**PROBLEM**
Repeat all the material exactly; pictures stay out of your copy.

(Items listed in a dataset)
....

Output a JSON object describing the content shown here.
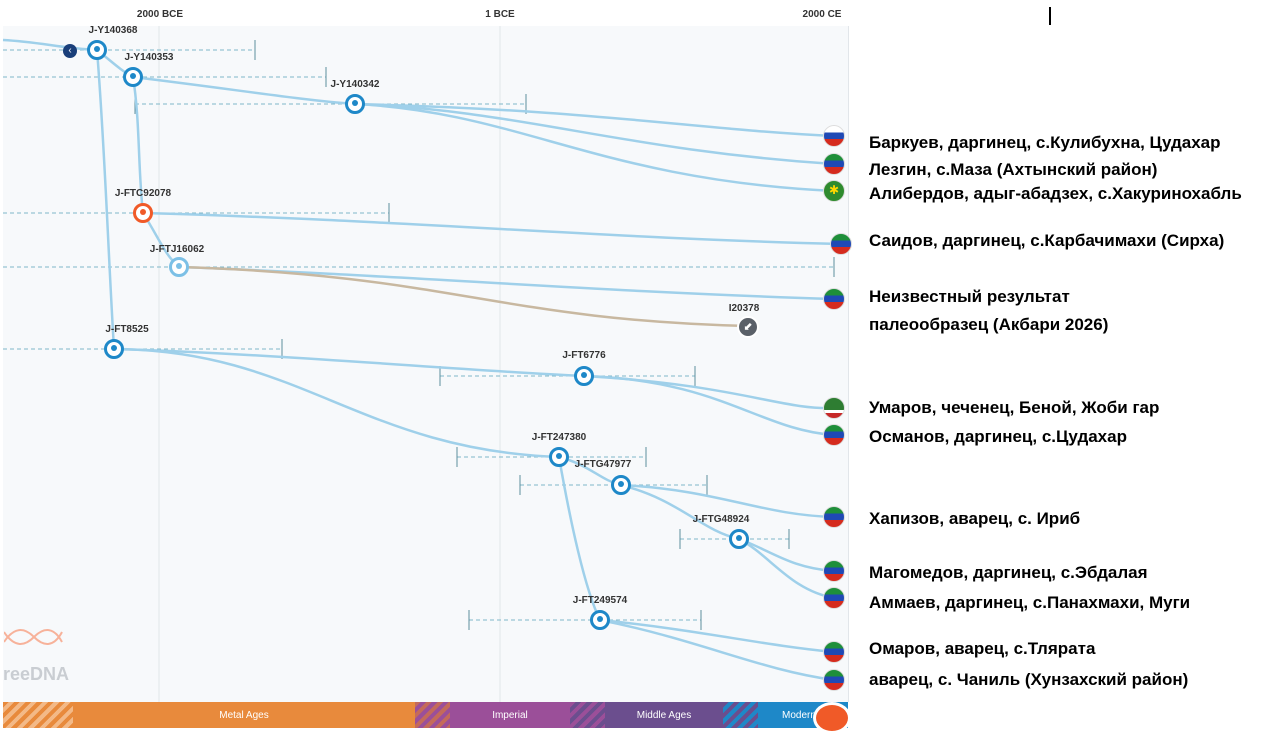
{
  "axis": {
    "left": "2000 BCE",
    "mid": "1 BCE",
    "right": "2000 CE"
  },
  "nodes": [
    {
      "id": "n1",
      "label": "J-Y140368"
    },
    {
      "id": "n2",
      "label": "J-Y140353"
    },
    {
      "id": "n3",
      "label": "J-Y140342"
    },
    {
      "id": "n4",
      "label": "J-FTC92078"
    },
    {
      "id": "n5",
      "label": "J-FTJ16062"
    },
    {
      "id": "n6",
      "label": "J-FT8525"
    },
    {
      "id": "n7",
      "label": "J-FT6776"
    },
    {
      "id": "n8",
      "label": "J-FT247380"
    },
    {
      "id": "n9",
      "label": "J-FTG47977"
    },
    {
      "id": "n10",
      "label": "J-FTG48924"
    },
    {
      "id": "n11",
      "label": "J-FT249574"
    }
  ],
  "sample": {
    "label": "I20378"
  },
  "leaves": [
    "Баркуев, даргинец, с.Кулибухна, Цудахар",
    "Лезгин, с.Маза (Ахтынский район)",
    "Алибердов, адыг-абадзех, с.Хакуринохабль",
    "Саидов, даргинец, с.Карбачимахи (Сирха)",
    "Неизвестный результат",
    "палеообразец (Акбари 2026)",
    "Умаров, чеченец, Беной, Жоби гар",
    "Османов, даргинец, с.Цудахар",
    "Хапизов, аварец, с. Ириб",
    "Магомедов, даргинец, с.Эбдалая",
    "Аммаев, даргинец, с.Панахмахи, Муги",
    "Омаров, аварец, с.Тлярата",
    "аварец, с. Чаниль (Хунзахский район)"
  ],
  "timeline": [
    "Metal Ages",
    "Imperial",
    "Middle Ages",
    "Modern"
  ],
  "logo": "reeDNA",
  "colors": {
    "accent": "#1e88c8",
    "line": "#9fd0ea",
    "orange": "#f05a28",
    "metal": "#e88a3c",
    "imperial": "#9b4f99",
    "middle": "#6b4e8e",
    "modern": "#1e88c8"
  }
}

....

**ANSWER TO THIS EXERCISE**
Output a JSON object describing the content shown here.
{
  "axis": {
    "left": "2000 BCE",
    "mid": "1 BCE",
    "right": "2000 CE"
  },
  "nodes": [
    {
      "id": "n1",
      "label": "J-Y140368"
    },
    {
      "id": "n2",
      "label": "J-Y140353"
    },
    {
      "id": "n3",
      "label": "J-Y140342"
    },
    {
      "id": "n4",
      "label": "J-FTC92078"
    },
    {
      "id": "n5",
      "label": "J-FTJ16062"
    },
    {
      "id": "n6",
      "label": "J-FT8525"
    },
    {
      "id": "n7",
      "label": "J-FT6776"
    },
    {
      "id": "n8",
      "label": "J-FT247380"
    },
    {
      "id": "n9",
      "label": "J-FTG47977"
    },
    {
      "id": "n10",
      "label": "J-FTG48924"
    },
    {
      "id": "n11",
      "label": "J-FT249574"
    }
  ],
  "sample": {
    "label": "I20378"
  },
  "leaves": [
    "Баркуев, даргинец, с.Кулибухна, Цудахар",
    "Лезгин, с.Маза (Ахтынский район)",
    "Алибердов, адыг-абадзех, с.Хакуринохабль",
    "Саидов, даргинец, с.Карбачимахи (Сирха)",
    "Неизвестный результат",
    "палеообразец (Акбари 2026)",
    "Умаров, чеченец, Беной, Жоби гар",
    "Османов, даргинец, с.Цудахар",
    "Хапизов, аварец, с. Ириб",
    "Магомедов, даргинец, с.Эбдалая",
    "Аммаев, даргинец, с.Панахмахи, Муги",
    "Омаров, аварец, с.Тлярата",
    "аварец, с. Чаниль (Хунзахский район)"
  ],
  "timeline": [
    "Metal Ages",
    "Imperial",
    "Middle Ages",
    "Modern"
  ],
  "logo": "reeDNA",
  "colors": {
    "accent": "#1e88c8",
    "line": "#9fd0ea",
    "orange": "#f05a28",
    "metal": "#e88a3c",
    "imperial": "#9b4f99",
    "middle": "#6b4e8e",
    "modern": "#1e88c8"
  }
}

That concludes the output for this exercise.